[Data excerpts]

---*---

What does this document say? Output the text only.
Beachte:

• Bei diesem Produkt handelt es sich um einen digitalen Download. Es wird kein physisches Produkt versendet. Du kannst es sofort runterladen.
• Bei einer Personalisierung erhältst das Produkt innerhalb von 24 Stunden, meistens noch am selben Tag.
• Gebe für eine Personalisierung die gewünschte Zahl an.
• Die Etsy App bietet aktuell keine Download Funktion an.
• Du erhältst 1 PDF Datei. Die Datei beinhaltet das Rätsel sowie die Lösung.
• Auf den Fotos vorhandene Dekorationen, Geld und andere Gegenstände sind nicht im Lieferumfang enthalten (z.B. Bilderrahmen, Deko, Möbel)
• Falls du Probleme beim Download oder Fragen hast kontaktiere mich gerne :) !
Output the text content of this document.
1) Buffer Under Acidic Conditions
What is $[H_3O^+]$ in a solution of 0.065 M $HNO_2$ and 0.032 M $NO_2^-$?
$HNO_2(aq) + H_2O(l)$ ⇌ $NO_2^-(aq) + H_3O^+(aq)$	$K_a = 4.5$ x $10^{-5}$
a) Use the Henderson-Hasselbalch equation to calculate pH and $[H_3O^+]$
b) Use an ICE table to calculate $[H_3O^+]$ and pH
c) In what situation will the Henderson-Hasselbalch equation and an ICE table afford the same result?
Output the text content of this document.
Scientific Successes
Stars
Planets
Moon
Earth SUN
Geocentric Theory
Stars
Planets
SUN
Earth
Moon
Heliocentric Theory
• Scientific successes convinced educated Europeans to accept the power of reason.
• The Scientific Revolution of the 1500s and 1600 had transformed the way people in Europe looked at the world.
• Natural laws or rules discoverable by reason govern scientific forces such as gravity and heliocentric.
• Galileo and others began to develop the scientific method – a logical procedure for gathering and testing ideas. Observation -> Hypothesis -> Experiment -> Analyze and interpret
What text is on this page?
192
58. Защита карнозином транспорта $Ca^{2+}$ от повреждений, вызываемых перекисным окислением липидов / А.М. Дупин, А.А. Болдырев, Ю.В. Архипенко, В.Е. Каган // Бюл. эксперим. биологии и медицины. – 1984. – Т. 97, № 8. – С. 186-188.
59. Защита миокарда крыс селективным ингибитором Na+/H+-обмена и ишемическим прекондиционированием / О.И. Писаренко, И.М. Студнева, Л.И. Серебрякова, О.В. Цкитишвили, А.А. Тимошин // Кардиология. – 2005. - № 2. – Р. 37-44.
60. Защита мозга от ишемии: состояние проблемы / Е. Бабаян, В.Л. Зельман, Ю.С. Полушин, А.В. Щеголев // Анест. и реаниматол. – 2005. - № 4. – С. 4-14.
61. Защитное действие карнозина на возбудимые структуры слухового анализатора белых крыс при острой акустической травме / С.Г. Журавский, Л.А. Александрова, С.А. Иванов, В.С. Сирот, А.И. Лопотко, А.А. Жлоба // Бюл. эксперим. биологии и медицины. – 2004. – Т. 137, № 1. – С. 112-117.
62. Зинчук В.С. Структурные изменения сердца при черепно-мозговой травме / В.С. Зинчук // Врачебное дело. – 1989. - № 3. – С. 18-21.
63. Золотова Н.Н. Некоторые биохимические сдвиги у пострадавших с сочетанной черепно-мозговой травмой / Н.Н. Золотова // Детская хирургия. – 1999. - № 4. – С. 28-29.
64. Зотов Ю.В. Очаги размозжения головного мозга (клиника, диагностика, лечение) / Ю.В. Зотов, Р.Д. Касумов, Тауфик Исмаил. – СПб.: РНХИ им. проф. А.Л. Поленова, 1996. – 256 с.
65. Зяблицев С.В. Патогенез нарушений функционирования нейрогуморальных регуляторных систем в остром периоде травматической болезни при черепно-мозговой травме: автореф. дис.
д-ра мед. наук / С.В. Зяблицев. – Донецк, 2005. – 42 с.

---*---

> **TO DO**:
Copy all of the data exactly.

> **EXERCISE ANSWER**:
What does this document say? Output the text only.
Beachte:

• Bei diesem Produkt handelt es sich um einen digitalen Download. Es wird kein physisches Produkt versendet. Du kannst es sofort runterladen.
• Bei einer Personalisierung erhältst das Produkt innerhalb von 24 Stunden, meistens noch am selben Tag.
• Gebe für eine Personalisierung die gewünschte Zahl an.
• Die Etsy App bietet aktuell keine Download Funktion an.
• Du erhältst 1 PDF Datei. Die Datei beinhaltet das Rätsel sowie die Lösung.
• Auf den Fotos vorhandene Dekorationen, Geld und andere Gegenstände sind nicht im Lieferumfang enthalten (z.B. Bilderrahmen, Deko, Möbel)
• Falls du Probleme beim Download oder Fragen hast kontaktiere mich gerne :) !
Output the text content of this document.
1) Buffer Under Acidic Conditions
What is $[H_3O^+]$ in a solution of 0.065 M $HNO_2$ and 0.032 M $NO_2^-$?
$HNO_2(aq) + H_2O(l)$ ⇌ $NO_2^-(aq) + H_3O^+(aq)$	$K_a = 4.5$ x $10^{-5}$
a) Use the Henderson-Hasselbalch equation to calculate pH and $[H_3O^+]$
b) Use an ICE table to calculate $[H_3O^+]$ and pH
c) In what situation will the Henderson-Hasselbalch equation and an ICE table afford the same result?
Output the text content of this document.
Scientific Successes
Stars
Planets
Moon
Earth SUN
Geocentric Theory
Stars
Planets
SUN
Earth
Moon
Heliocentric Theory
• Scientific successes convinced educated Europeans to accept the power of reason.
• The Scientific Revolution of the 1500s and 1600 had transformed the way people in Europe looked at the world.
• Natural laws or rules discoverable by reason govern scientific forces such as gravity and heliocentric.
• Galileo and others began to develop the scientific method – a logical procedure for gathering and testing ideas. Observation -> Hypothesis -> Experiment -> Analyze and interpret
What text is on this page?
192
58. Защита карнозином транспорта $Ca^{2+}$ от повреждений, вызываемых перекисным окислением липидов / А.М. Дупин, А.А. Болдырев, Ю.В. Архипенко, В.Е. Каган // Бюл. эксперим. биологии и медицины. – 1984. – Т. 97, № 8. – С. 186-188.
59. Защита миокарда крыс селективным ингибитором Na+/H+-обмена и ишемическим прекондиционированием / О.И. Писаренко, И.М. Студнева, Л.И. Серебрякова, О.В. Цкитишвили, А.А. Тимошин // Кардиология. – 2005. - № 2. – Р. 37-44.
60. Защита мозга от ишемии: состояние проблемы / Е. Бабаян, В.Л. Зельман, Ю.С. Полушин, А.В. Щеголев // Анест. и реаниматол. – 2005. - № 4. – С. 4-14.
61. Защитное действие карнозина на возбудимые структуры слухового анализатора белых крыс при острой акустической травме / С.Г. Журавский, Л.А. Александрова, С.А. Иванов, В.С. Сирот, А.И. Лопотко, А.А. Жлоба // Бюл. эксперим. биологии и медицины. – 2004. – Т. 137, № 1. – С. 112-117.
62. Зинчук В.С. Структурные изменения сердца при черепно-мозговой травме / В.С. Зинчук // Врачебное дело. – 1989. - № 3. – С. 18-21.
63. Золотова Н.Н. Некоторые биохимические сдвиги у пострадавших с сочетанной черепно-мозговой травмой / Н.Н. Золотова // Детская хирургия. – 1999. - № 4. – С. 28-29.
64. Зотов Ю.В. Очаги размозжения головного мозга (клиника, диагностика, лечение) / Ю.В. Зотов, Р.Д. Касумов, Тауфик Исмаил. – СПб.: РНХИ им. проф. А.Л. Поленова, 1996. – 256 с.
65. Зяблицев С.В. Патогенез нарушений функционирования нейрогуморальных регуляторных систем в остром периоде травматической болезни при черепно-мозговой травме: автореф. дис.
д-ра мед. наук / С.В. Зяблицев. – Донецк, 2005. – 42 с.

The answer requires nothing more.